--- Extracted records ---
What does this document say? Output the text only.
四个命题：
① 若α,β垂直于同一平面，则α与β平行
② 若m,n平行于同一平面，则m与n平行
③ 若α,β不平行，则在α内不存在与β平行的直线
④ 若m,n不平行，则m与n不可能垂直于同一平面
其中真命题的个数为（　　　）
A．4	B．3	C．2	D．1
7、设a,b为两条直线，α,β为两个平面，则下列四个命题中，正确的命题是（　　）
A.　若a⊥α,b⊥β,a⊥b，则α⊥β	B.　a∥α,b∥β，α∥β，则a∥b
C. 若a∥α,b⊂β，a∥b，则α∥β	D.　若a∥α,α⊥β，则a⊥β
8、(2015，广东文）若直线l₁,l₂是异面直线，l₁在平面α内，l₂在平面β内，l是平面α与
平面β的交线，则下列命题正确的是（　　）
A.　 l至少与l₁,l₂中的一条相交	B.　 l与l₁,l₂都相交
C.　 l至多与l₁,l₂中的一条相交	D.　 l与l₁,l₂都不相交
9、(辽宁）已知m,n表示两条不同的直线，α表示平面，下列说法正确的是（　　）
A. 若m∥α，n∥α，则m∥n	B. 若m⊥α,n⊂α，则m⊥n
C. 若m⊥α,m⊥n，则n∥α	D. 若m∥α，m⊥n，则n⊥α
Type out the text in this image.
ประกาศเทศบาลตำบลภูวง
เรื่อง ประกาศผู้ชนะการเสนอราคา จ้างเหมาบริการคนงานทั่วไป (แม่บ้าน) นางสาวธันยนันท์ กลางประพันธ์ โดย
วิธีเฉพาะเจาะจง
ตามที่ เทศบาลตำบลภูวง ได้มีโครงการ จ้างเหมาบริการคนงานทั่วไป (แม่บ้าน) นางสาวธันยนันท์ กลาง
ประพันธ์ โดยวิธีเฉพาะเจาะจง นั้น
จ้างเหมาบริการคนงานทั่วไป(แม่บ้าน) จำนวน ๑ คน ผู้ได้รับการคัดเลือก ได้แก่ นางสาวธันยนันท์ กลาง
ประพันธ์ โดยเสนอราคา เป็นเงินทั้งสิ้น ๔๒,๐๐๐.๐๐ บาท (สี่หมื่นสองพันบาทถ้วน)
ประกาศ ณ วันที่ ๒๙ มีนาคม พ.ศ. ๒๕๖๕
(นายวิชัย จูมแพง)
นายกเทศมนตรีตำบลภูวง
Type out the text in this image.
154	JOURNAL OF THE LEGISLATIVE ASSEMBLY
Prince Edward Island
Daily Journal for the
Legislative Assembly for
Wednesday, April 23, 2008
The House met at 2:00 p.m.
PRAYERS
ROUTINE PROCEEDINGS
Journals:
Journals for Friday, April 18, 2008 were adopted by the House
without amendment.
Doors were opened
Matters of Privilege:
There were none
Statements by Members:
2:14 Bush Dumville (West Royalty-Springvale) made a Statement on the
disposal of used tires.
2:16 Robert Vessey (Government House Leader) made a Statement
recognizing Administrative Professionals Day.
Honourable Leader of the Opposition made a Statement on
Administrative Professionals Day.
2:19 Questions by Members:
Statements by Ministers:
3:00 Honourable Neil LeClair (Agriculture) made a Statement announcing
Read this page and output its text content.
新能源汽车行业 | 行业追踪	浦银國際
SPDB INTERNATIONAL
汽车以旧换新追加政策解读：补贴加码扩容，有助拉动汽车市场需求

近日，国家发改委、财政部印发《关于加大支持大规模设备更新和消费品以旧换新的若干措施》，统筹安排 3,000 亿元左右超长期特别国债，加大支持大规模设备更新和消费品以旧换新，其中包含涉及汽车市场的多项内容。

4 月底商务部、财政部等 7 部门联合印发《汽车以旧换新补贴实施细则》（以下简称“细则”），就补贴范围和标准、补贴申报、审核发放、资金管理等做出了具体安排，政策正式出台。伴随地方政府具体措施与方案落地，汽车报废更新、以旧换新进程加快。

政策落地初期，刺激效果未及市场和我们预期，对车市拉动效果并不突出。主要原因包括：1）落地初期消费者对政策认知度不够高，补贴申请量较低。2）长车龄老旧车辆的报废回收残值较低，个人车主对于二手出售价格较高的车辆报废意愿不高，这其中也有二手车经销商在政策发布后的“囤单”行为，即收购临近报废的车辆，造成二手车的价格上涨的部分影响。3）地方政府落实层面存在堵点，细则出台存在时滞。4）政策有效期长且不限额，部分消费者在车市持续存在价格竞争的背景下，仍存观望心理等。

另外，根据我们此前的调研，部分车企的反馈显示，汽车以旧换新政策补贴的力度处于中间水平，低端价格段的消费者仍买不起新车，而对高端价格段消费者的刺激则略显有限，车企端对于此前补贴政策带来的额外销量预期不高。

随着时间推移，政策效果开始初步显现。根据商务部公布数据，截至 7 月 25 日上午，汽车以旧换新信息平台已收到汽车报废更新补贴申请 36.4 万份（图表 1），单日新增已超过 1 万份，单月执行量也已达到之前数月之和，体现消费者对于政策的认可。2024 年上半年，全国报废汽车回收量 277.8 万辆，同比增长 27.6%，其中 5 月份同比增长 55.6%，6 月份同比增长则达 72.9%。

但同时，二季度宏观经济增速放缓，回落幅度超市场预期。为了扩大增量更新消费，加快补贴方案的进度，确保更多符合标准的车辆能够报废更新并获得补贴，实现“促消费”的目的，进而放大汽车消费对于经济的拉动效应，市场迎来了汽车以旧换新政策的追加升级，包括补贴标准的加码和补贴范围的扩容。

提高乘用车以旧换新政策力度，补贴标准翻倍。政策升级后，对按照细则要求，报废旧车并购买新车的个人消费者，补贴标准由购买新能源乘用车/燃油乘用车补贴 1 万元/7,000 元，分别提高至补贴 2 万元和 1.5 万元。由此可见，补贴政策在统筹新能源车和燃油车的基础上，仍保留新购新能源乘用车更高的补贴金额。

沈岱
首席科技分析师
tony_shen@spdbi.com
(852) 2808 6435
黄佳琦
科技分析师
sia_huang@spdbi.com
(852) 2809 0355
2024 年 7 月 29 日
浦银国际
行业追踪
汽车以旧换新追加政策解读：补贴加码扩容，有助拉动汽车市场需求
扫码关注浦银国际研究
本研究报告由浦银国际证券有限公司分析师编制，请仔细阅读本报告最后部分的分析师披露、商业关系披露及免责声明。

--- The task ---
Every line holding "างเหมาบร" should be copied out.

--- Result for this task ---
เรื่อง ประกาศผู้ชนะการเสนอราคา จ้างเหมาบริการคนงานทั่วไป (แม่บ้าน) นางสาวธันยนันท์ กลางประพันธ์ โดย
ตามที่ เทศบาลตำบลภูวง ได้มีโครงการ จ้างเหมาบริการคนงานทั่วไป (แม่บ้าน) นางสาวธันยนันท์ กลาง
จ้างเหมาบริการคนงานทั่วไป(แม่บ้าน) จำนวน ๑ คน ผู้ได้รับการคัดเลือก ได้แก่ นางสาวธันยนันท์ กลาง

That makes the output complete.